## What you are asked to do
Please count the lines below that contain the word "需要在底部调气轮往", and reply with that number alone.
[Begin Information supplied]
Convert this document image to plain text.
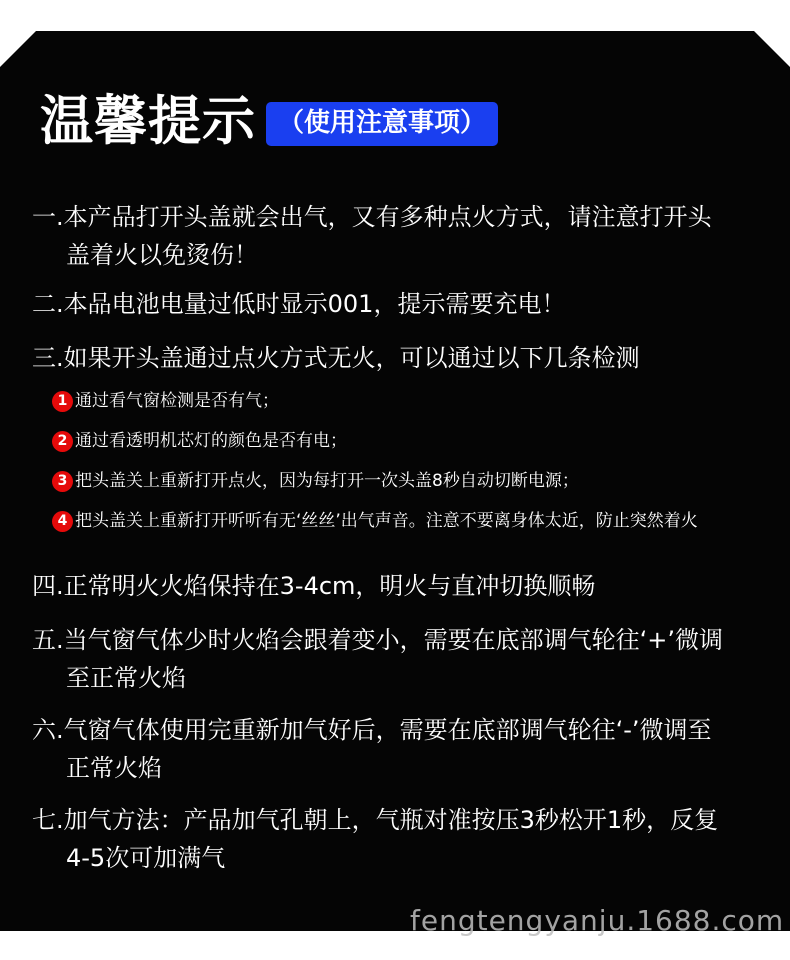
温馨提示 （使用注意事项）
一.本产品打开头盖就会出气，又有多种点火方式，请注意打开头
盖着火以免烫伤！
二.本品电池电量过低时显示001，提示需要充电！
三.如果开头盖通过点火方式无火，可以通过以下几条检测
1 通过看气窗检测是否有气；
2 通过看透明机芯灯的颜色是否有电；
3 把头盖关上重新打开点火，因为每打开一次头盖8秒自动切断电源；
4 把头盖关上重新打开听听有无‘丝丝’出气声音。注意不要离身体太近，防止突然着火
四.正常明火火焰保持在3-4cm，明火与直冲切换顺畅
五.当气窗气体少时火焰会跟着变小，需要在底部调气轮往‘+’微调
至正常火焰
六.气窗气体使用完重新加气好后，需要在底部调气轮往‘-’微调至
正常火焰
七.加气方法：产品加气孔朝上，气瓶对准按压3秒松开1秒，反复
4-5次可加满气
fengtengyanju.1688.com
[End Information supplied]
## Solution to this task
2